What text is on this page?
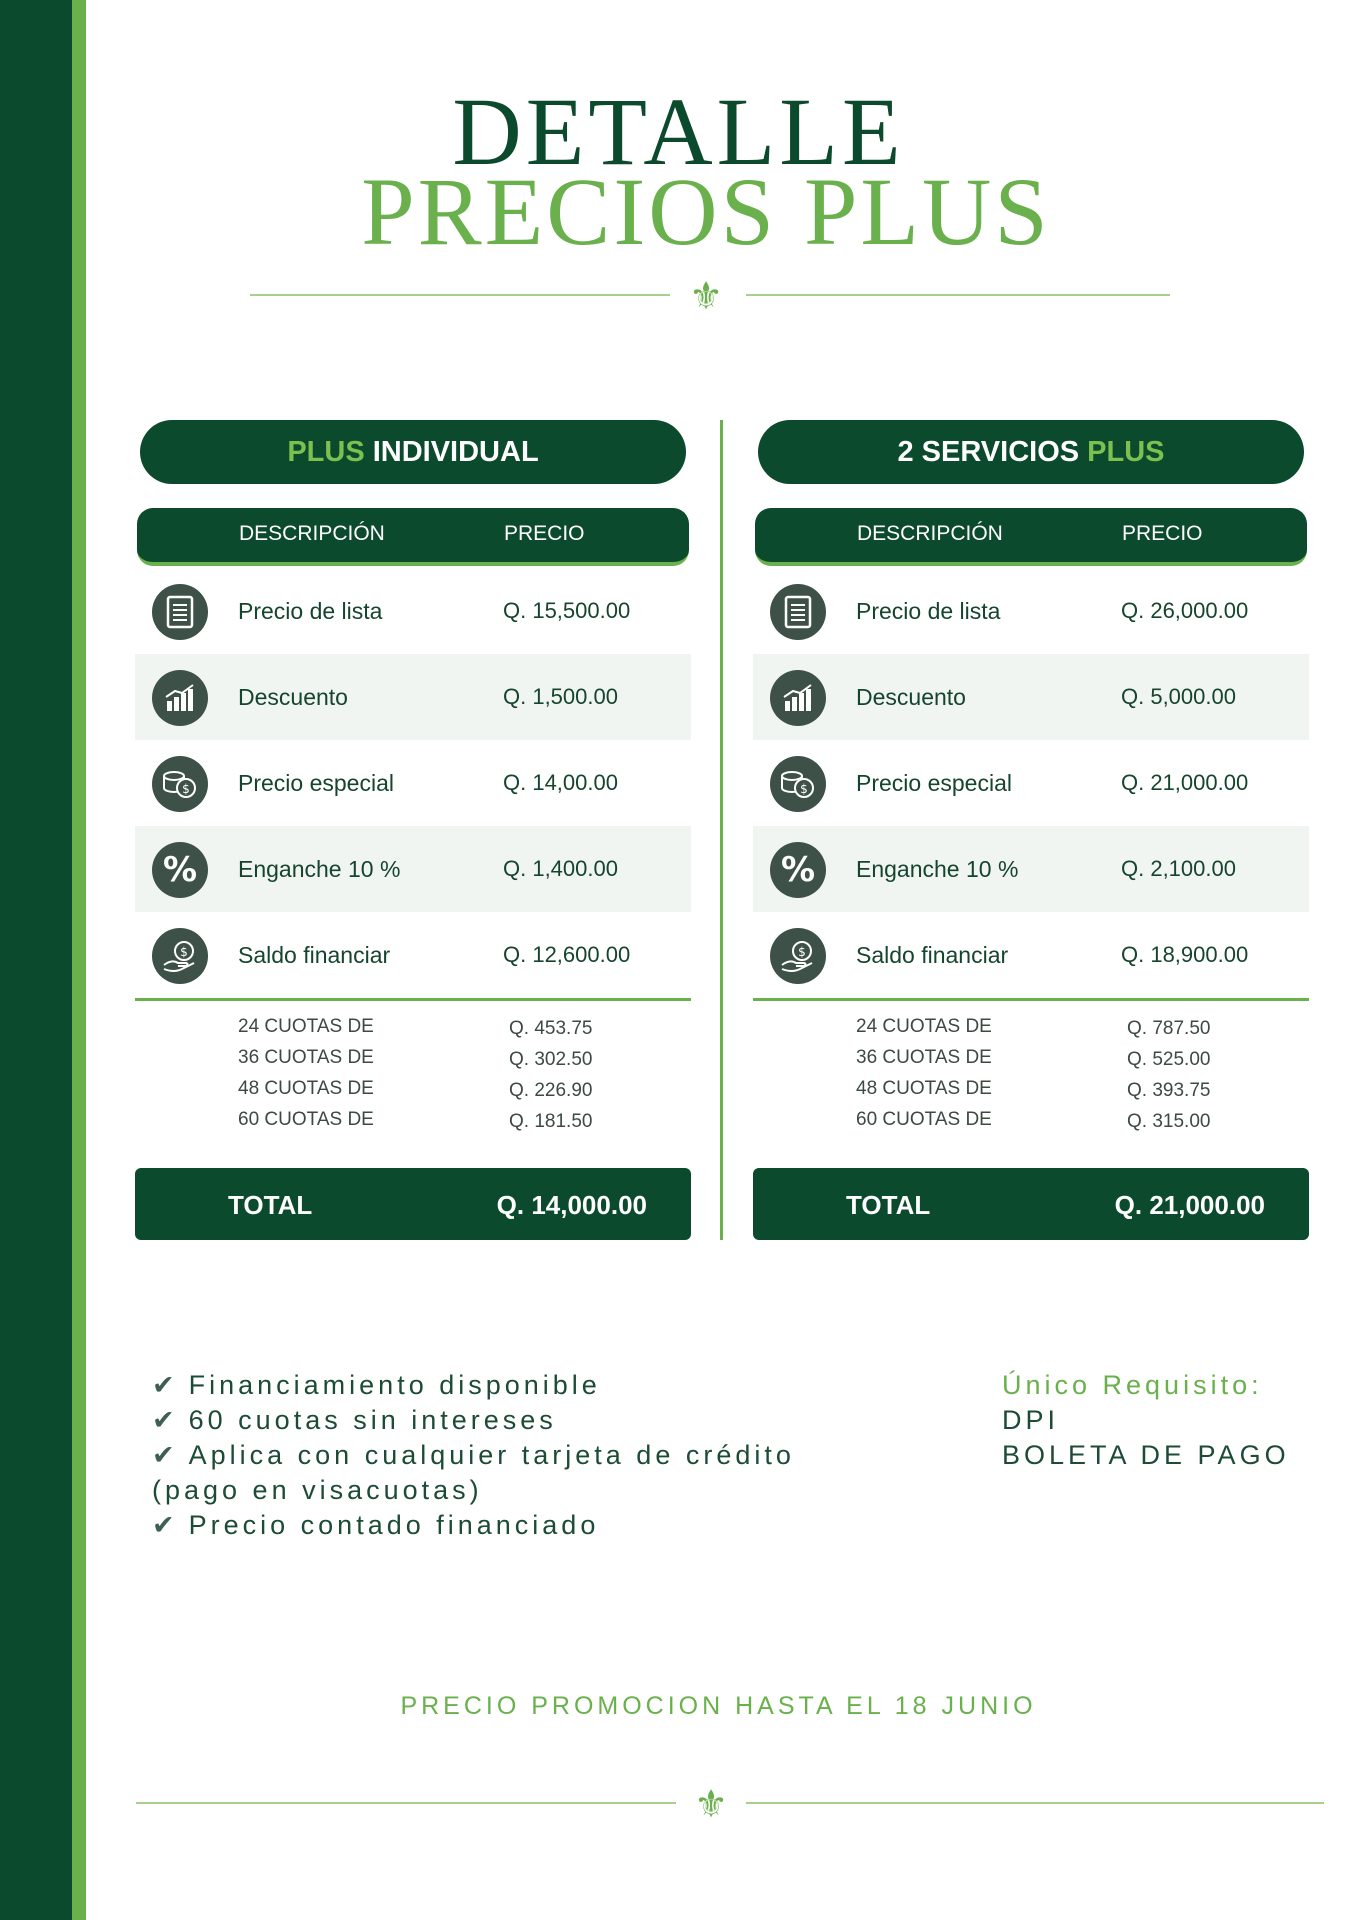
DETALLE
PRECIOS PLUS
⚜
PLUS INDIVIDUAL
DESCRIPCIÓN	PRECIO
Precio de lista	Q. 15,500.00
Descuento	Q. 1,500.00
$ Precio especial	Q. 14,00.00
% Enganche 10 %	Q. 1,400.00
$ Saldo financiar	Q. 12,600.00
24 CUOTAS DE	Q. 453.75
36 CUOTAS DE	Q. 302.50
48 CUOTAS DE	Q. 226.90
60 CUOTAS DE	Q. 181.50
TOTAL	Q. 14,000.00
2 SERVICIOS PLUS
DESCRIPCIÓN	PRECIO
Precio de lista	Q. 26,000.00
Descuento	Q. 5,000.00
$ Precio especial	Q. 21,000.00
% Enganche 10 %	Q. 2,100.00
$ Saldo financiar	Q. 18,900.00
24 CUOTAS DE	Q. 787.50
36 CUOTAS DE	Q. 525.00
48 CUOTAS DE	Q. 393.75
60 CUOTAS DE	Q. 315.00
TOTAL	Q. 21,000.00
✔ Financiamiento disponible
✔ 60 cuotas sin intereses
✔ Aplica con cualquier tarjeta de crédito
(pago en visacuotas)
✔ Precio contado financiado
Único Requisito:
DPI
BOLETA DE PAGO
PRECIO PROMOCION HASTA EL 18 JUNIO
⚜
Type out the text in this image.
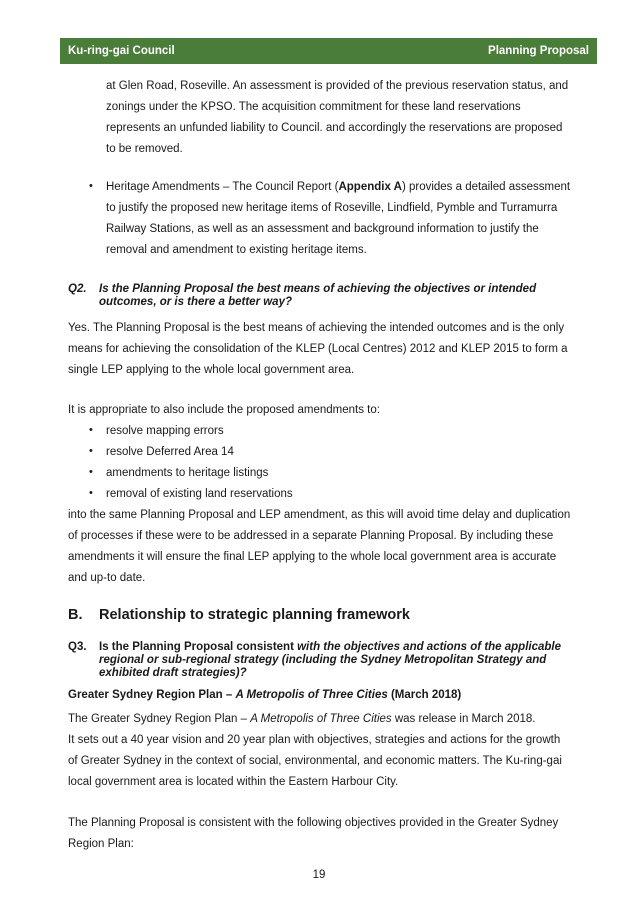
Ku-ring-gai Council	Planning Proposal
at Glen Road, Roseville. An assessment is provided of the previous reservation status, and
zonings under the KPSO. The acquisition commitment for these land reservations
represents an unfunded liability to Council. and accordingly the reservations are proposed
to be removed.
• Heritage Amendments – The Council Report (Appendix A) provides a detailed assessment
to justify the proposed new heritage items of Roseville, Lindfield, Pymble and Turramurra
Railway Stations, as well as an assessment and background information to justify the
removal and amendment to existing heritage items.
Q2. Is the Planning Proposal the best means of achieving the objectives or intended
outcomes, or is there a better way?
Yes. The Planning Proposal is the best means of achieving the intended outcomes and is the only
means for achieving the consolidation of the KLEP (Local Centres) 2012 and KLEP 2015 to form a
single LEP applying to the whole local government area.
It is appropriate to also include the proposed amendments to:
•
•
•
•
resolve mapping errors
resolve Deferred Area 14
amendments to heritage listings
removal of existing land reservations
into the same Planning Proposal and LEP amendment, as this will avoid time delay and duplication
of processes if these were to be addressed in a separate Planning Proposal. By including these
amendments it will ensure the final LEP applying to the whole local government area is accurate
and up-to date.
B. Relationship to strategic planning framework
Q3. Is the Planning Proposal consistent with the objectives and actions of the applicable
regional or sub-regional strategy (including the Sydney Metropolitan Strategy and
exhibited draft strategies)?
Greater Sydney Region Plan – A Metropolis of Three Cities (March 2018)
The Greater Sydney Region Plan – A Metropolis of Three Cities was release in March 2018.
It sets out a 40 year vision and 20 year plan with objectives, strategies and actions for the growth
of Greater Sydney in the context of social, environmental, and economic matters. The Ku-ring-gai
local government area is located within the Eastern Harbour City.
The Planning Proposal is consistent with the following objectives provided in the Greater Sydney
Region Plan:
19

*Task description*
Using the material above, gather every line that includes "Enganche".

*The reply*
% Enganche 10 %	Q. 1,400.00
% Enganche 10 %	Q. 2,100.00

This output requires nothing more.